» **Problem statement**
Tally the lines of the data that include the word "Ramp" and state the total, nothing else.

(Extracted records)
#####

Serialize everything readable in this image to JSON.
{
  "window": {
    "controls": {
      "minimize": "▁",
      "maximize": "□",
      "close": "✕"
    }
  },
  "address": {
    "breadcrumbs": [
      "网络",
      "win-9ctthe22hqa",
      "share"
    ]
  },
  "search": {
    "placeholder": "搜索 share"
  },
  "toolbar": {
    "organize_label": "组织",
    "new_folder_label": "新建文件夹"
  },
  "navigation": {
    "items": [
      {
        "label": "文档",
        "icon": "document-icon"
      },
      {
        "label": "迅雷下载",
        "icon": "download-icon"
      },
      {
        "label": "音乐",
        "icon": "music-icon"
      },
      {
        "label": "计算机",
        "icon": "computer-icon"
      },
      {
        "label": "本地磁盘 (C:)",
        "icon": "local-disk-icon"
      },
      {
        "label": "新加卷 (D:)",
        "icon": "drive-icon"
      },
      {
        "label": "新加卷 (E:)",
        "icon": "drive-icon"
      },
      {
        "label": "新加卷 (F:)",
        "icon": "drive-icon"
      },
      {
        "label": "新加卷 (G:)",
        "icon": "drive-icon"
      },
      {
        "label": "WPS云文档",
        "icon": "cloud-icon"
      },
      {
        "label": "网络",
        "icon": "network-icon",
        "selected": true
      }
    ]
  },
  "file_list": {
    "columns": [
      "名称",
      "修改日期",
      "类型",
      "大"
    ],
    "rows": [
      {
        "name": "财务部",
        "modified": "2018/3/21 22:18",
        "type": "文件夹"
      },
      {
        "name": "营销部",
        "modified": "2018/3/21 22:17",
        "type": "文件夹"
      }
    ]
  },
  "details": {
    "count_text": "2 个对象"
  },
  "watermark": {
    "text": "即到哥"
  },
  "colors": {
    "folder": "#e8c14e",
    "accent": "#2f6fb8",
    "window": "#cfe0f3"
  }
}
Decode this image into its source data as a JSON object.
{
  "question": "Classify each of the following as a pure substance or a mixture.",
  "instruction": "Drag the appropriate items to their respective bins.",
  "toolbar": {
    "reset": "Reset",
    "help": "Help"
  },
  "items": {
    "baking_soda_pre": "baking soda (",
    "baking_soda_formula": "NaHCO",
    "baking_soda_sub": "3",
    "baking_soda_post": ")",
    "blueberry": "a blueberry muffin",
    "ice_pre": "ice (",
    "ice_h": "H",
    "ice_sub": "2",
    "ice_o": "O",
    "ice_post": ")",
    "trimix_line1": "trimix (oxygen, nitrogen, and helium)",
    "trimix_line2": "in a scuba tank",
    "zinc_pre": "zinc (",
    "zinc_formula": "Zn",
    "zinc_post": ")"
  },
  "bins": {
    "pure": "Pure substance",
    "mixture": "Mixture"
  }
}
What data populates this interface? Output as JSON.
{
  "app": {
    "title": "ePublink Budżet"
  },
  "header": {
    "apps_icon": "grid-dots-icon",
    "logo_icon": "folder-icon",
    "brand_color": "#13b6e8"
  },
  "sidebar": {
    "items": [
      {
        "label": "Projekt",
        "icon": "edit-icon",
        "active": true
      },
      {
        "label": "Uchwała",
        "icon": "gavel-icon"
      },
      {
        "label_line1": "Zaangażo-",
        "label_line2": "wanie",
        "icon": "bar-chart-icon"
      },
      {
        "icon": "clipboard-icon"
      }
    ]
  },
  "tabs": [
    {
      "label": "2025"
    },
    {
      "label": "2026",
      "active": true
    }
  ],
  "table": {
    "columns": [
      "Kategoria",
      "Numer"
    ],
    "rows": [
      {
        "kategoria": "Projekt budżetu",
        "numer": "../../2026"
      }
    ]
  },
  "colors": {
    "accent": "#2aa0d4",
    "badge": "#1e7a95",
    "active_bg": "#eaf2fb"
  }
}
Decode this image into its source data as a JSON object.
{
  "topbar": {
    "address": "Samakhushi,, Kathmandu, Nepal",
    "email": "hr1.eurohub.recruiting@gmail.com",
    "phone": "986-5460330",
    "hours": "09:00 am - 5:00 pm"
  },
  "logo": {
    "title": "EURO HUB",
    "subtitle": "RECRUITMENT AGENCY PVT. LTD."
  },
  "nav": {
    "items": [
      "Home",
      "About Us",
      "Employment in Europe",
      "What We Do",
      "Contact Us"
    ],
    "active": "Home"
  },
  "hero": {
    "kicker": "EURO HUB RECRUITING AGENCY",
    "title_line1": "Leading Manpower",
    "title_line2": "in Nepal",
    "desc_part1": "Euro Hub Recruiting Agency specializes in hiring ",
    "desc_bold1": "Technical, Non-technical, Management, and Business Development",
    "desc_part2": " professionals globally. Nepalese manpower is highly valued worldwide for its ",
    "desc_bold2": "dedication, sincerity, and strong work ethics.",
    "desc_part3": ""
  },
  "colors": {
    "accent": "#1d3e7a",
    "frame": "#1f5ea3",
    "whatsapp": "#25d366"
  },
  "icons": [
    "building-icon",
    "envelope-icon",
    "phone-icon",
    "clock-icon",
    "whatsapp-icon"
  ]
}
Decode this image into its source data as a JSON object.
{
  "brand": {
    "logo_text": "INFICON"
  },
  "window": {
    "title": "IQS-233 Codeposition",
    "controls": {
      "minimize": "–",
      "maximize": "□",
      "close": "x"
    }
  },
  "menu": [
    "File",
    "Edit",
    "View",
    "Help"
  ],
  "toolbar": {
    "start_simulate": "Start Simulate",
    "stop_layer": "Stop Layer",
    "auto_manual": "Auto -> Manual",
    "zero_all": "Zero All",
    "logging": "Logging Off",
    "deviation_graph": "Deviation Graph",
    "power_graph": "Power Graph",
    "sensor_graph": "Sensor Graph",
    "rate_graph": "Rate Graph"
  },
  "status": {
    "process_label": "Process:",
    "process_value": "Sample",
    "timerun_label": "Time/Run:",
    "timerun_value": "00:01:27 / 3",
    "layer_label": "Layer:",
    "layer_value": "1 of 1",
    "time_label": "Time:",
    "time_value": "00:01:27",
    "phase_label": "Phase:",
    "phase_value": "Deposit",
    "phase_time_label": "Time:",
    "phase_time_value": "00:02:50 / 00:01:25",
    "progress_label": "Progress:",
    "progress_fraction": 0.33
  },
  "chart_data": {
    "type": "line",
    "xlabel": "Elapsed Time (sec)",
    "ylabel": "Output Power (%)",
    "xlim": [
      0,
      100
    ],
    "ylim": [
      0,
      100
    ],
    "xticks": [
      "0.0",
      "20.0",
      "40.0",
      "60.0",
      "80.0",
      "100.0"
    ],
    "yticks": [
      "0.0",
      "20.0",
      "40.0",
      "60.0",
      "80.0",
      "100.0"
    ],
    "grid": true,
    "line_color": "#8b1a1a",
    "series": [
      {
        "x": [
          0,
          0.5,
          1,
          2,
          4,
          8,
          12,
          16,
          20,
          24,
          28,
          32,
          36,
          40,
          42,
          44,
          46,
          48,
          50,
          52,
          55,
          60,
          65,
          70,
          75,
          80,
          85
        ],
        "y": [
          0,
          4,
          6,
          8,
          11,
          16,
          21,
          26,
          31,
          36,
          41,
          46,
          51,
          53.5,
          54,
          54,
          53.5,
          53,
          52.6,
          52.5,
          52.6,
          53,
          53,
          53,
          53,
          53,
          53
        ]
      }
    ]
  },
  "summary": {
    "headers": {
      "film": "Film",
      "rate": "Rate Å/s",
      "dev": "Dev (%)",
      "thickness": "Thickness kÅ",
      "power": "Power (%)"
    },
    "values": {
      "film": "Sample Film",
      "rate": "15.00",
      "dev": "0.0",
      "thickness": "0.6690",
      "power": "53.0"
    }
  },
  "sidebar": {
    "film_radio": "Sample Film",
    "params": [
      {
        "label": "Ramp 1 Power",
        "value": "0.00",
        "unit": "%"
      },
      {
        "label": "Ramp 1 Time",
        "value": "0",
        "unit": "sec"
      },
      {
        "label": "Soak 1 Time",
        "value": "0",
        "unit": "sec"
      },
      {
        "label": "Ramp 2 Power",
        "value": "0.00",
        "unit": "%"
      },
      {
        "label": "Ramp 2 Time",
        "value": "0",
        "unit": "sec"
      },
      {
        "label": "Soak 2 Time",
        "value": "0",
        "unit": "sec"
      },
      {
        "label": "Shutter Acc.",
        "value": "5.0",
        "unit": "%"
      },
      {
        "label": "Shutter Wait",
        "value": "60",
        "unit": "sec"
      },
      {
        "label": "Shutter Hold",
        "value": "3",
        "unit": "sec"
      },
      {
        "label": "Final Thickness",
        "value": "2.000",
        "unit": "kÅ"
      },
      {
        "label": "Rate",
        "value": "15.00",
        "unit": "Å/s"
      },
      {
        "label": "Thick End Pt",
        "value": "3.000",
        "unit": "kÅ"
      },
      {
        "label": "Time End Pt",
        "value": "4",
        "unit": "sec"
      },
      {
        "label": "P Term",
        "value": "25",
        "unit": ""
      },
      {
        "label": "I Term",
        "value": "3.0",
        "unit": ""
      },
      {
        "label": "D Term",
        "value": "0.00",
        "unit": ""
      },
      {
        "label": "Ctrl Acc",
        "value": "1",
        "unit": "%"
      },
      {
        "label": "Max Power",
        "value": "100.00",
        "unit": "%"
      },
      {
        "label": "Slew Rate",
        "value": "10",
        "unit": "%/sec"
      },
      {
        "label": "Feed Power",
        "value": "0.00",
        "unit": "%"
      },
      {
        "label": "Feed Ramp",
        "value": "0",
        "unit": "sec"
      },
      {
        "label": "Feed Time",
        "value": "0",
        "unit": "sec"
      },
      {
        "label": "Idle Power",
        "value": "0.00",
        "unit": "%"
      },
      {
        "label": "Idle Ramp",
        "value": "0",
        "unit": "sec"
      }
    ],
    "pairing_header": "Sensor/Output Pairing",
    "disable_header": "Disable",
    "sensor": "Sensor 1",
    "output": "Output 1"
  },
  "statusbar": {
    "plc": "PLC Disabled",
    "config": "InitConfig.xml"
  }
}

#####

» **Exercise result**
6